DATA SECTION:
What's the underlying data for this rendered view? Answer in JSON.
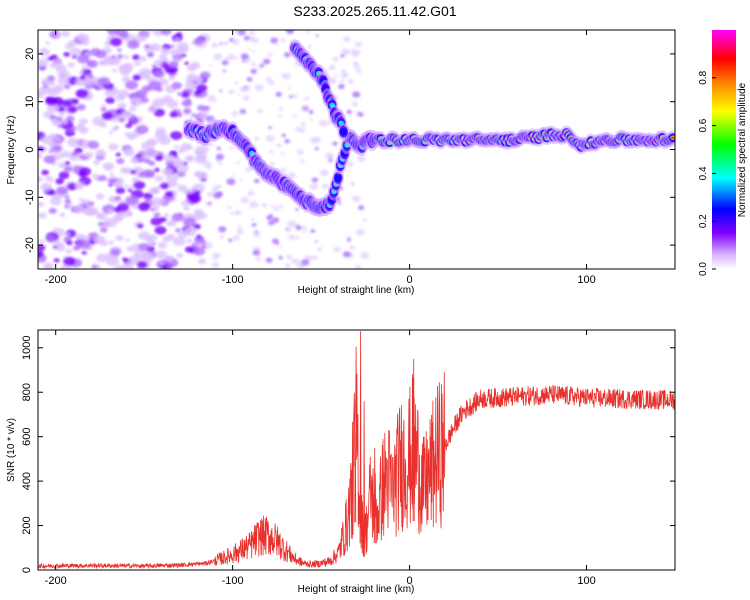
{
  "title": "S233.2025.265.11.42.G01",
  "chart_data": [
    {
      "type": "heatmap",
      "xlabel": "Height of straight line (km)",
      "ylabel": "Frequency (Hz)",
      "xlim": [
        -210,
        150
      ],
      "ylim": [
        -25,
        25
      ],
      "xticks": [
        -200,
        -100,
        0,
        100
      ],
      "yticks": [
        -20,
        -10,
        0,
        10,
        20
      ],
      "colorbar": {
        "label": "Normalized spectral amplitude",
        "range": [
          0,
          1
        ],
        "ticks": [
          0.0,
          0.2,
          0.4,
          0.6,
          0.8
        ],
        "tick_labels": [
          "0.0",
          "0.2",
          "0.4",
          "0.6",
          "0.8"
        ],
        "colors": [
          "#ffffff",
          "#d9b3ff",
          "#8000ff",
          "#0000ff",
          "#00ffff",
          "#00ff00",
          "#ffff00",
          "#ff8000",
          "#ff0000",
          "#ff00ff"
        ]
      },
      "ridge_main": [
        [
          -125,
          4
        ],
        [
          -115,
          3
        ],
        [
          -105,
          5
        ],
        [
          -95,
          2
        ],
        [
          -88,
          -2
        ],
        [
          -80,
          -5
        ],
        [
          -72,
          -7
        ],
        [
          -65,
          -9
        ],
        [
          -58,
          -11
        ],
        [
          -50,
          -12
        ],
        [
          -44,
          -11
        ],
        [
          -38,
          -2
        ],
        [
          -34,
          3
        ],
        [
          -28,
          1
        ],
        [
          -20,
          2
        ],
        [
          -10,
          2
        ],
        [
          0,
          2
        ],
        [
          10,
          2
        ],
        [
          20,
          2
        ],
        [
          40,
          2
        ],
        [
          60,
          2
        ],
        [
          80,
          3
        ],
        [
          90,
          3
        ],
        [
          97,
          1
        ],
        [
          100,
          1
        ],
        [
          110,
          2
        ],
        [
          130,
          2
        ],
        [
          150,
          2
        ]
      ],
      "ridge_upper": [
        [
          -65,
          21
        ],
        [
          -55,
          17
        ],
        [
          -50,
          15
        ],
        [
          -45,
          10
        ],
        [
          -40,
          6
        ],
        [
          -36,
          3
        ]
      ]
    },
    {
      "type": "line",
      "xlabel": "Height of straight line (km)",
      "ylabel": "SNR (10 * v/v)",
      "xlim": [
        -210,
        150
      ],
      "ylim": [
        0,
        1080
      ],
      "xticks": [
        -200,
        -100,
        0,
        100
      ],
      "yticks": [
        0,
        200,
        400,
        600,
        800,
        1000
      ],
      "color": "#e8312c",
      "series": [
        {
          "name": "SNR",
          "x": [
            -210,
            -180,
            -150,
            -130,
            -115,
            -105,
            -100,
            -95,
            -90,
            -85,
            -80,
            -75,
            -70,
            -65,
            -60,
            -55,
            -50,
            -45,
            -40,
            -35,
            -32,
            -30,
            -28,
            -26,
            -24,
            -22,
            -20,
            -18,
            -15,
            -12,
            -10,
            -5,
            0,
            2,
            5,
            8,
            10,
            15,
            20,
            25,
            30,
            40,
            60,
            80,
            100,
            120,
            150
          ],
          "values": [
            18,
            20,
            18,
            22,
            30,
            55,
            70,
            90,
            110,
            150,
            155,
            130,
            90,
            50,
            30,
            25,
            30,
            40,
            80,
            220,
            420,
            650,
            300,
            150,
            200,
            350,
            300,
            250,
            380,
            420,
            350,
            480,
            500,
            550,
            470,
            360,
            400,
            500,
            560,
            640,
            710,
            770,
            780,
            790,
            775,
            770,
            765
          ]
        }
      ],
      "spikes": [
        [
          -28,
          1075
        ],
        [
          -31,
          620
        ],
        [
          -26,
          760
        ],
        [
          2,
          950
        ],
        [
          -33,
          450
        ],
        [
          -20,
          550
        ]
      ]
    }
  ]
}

INSTRUCTIONS TO FOLLOW: Keep the pictures out of the copy and return the rest of the data above exactly.

SOLUTION TO THIS PROBLEM:
What's the underlying data for this rendered view? Answer in JSON.
{
  "title": "S233.2025.265.11.42.G01",
  "chart_data": [
    {
      "type": "heatmap",
      "xlabel": "Height of straight line (km)",
      "ylabel": "Frequency (Hz)",
      "xlim": [
        -210,
        150
      ],
      "ylim": [
        -25,
        25
      ],
      "xticks": [
        -200,
        -100,
        0,
        100
      ],
      "yticks": [
        -20,
        -10,
        0,
        10,
        20
      ],
      "colorbar": {
        "label": "Normalized spectral amplitude",
        "range": [
          0,
          1
        ],
        "ticks": [
          0.0,
          0.2,
          0.4,
          0.6,
          0.8
        ],
        "tick_labels": [
          "0.0",
          "0.2",
          "0.4",
          "0.6",
          "0.8"
        ],
        "colors": [
          "#ffffff",
          "#d9b3ff",
          "#8000ff",
          "#0000ff",
          "#00ffff",
          "#00ff00",
          "#ffff00",
          "#ff8000",
          "#ff0000",
          "#ff00ff"
        ]
      },
      "ridge_main": [
        [
          -125,
          4
        ],
        [
          -115,
          3
        ],
        [
          -105,
          5
        ],
        [
          -95,
          2
        ],
        [
          -88,
          -2
        ],
        [
          -80,
          -5
        ],
        [
          -72,
          -7
        ],
        [
          -65,
          -9
        ],
        [
          -58,
          -11
        ],
        [
          -50,
          -12
        ],
        [
          -44,
          -11
        ],
        [
          -38,
          -2
        ],
        [
          -34,
          3
        ],
        [
          -28,
          1
        ],
        [
          -20,
          2
        ],
        [
          -10,
          2
        ],
        [
          0,
          2
        ],
        [
          10,
          2
        ],
        [
          20,
          2
        ],
        [
          40,
          2
        ],
        [
          60,
          2
        ],
        [
          80,
          3
        ],
        [
          90,
          3
        ],
        [
          97,
          1
        ],
        [
          100,
          1
        ],
        [
          110,
          2
        ],
        [
          130,
          2
        ],
        [
          150,
          2
        ]
      ],
      "ridge_upper": [
        [
          -65,
          21
        ],
        [
          -55,
          17
        ],
        [
          -50,
          15
        ],
        [
          -45,
          10
        ],
        [
          -40,
          6
        ],
        [
          -36,
          3
        ]
      ]
    },
    {
      "type": "line",
      "xlabel": "Height of straight line (km)",
      "ylabel": "SNR (10 * v/v)",
      "xlim": [
        -210,
        150
      ],
      "ylim": [
        0,
        1080
      ],
      "xticks": [
        -200,
        -100,
        0,
        100
      ],
      "yticks": [
        0,
        200,
        400,
        600,
        800,
        1000
      ],
      "color": "#e8312c",
      "series": [
        {
          "name": "SNR",
          "x": [
            -210,
            -180,
            -150,
            -130,
            -115,
            -105,
            -100,
            -95,
            -90,
            -85,
            -80,
            -75,
            -70,
            -65,
            -60,
            -55,
            -50,
            -45,
            -40,
            -35,
            -32,
            -30,
            -28,
            -26,
            -24,
            -22,
            -20,
            -18,
            -15,
            -12,
            -10,
            -5,
            0,
            2,
            5,
            8,
            10,
            15,
            20,
            25,
            30,
            40,
            60,
            80,
            100,
            120,
            150
          ],
          "values": [
            18,
            20,
            18,
            22,
            30,
            55,
            70,
            90,
            110,
            150,
            155,
            130,
            90,
            50,
            30,
            25,
            30,
            40,
            80,
            220,
            420,
            650,
            300,
            150,
            200,
            350,
            300,
            250,
            380,
            420,
            350,
            480,
            500,
            550,
            470,
            360,
            400,
            500,
            560,
            640,
            710,
            770,
            780,
            790,
            775,
            770,
            765
          ]
        }
      ],
      "spikes": [
        [
          -28,
          1075
        ],
        [
          -31,
          620
        ],
        [
          -26,
          760
        ],
        [
          2,
          950
        ],
        [
          -33,
          450
        ],
        [
          -20,
          550
        ]
      ]
    }
  ]
}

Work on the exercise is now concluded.